Data for the task
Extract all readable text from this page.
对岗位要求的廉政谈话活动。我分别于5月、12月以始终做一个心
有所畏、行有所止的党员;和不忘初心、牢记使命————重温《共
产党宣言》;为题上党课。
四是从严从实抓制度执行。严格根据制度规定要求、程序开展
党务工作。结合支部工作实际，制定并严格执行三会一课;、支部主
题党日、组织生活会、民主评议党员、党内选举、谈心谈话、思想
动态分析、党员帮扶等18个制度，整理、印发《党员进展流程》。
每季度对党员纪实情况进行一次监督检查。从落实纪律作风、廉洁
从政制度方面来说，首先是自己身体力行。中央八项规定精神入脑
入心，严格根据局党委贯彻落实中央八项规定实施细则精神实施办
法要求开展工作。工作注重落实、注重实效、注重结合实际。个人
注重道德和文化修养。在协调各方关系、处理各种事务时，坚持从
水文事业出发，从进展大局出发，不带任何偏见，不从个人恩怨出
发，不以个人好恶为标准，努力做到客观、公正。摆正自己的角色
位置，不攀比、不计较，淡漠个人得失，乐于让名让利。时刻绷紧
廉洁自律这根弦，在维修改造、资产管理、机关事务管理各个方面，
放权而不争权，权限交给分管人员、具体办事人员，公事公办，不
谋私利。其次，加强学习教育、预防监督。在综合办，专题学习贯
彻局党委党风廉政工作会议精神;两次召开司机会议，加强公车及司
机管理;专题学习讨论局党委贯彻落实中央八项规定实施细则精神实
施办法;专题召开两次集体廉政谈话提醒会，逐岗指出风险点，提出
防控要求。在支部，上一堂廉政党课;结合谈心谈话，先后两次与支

What to work on
Repeat the material above in full, keeping every word.

Solution for this task
Extract all readable text from this page.
对岗位要求的廉政谈话活动。我分别于5月、12月以始终做一个心
有所畏、行有所止的党员;和不忘初心、牢记使命————重温《共
产党宣言》;为题上党课。
四是从严从实抓制度执行。严格根据制度规定要求、程序开展
党务工作。结合支部工作实际，制定并严格执行三会一课;、支部主
题党日、组织生活会、民主评议党员、党内选举、谈心谈话、思想
动态分析、党员帮扶等18个制度，整理、印发《党员进展流程》。
每季度对党员纪实情况进行一次监督检查。从落实纪律作风、廉洁
从政制度方面来说，首先是自己身体力行。中央八项规定精神入脑
入心，严格根据局党委贯彻落实中央八项规定实施细则精神实施办
法要求开展工作。工作注重落实、注重实效、注重结合实际。个人
注重道德和文化修养。在协调各方关系、处理各种事务时，坚持从
水文事业出发，从进展大局出发，不带任何偏见，不从个人恩怨出
发，不以个人好恶为标准，努力做到客观、公正。摆正自己的角色
位置，不攀比、不计较，淡漠个人得失，乐于让名让利。时刻绷紧
廉洁自律这根弦，在维修改造、资产管理、机关事务管理各个方面，
放权而不争权，权限交给分管人员、具体办事人员，公事公办，不
谋私利。其次，加强学习教育、预防监督。在综合办，专题学习贯
彻局党委党风廉政工作会议精神;两次召开司机会议，加强公车及司
机管理;专题学习讨论局党委贯彻落实中央八项规定实施细则精神实
施办法;专题召开两次集体廉政谈话提醒会，逐岗指出风险点，提出
防控要求。在支部，上一堂廉政党课;结合谈心谈话，先后两次与支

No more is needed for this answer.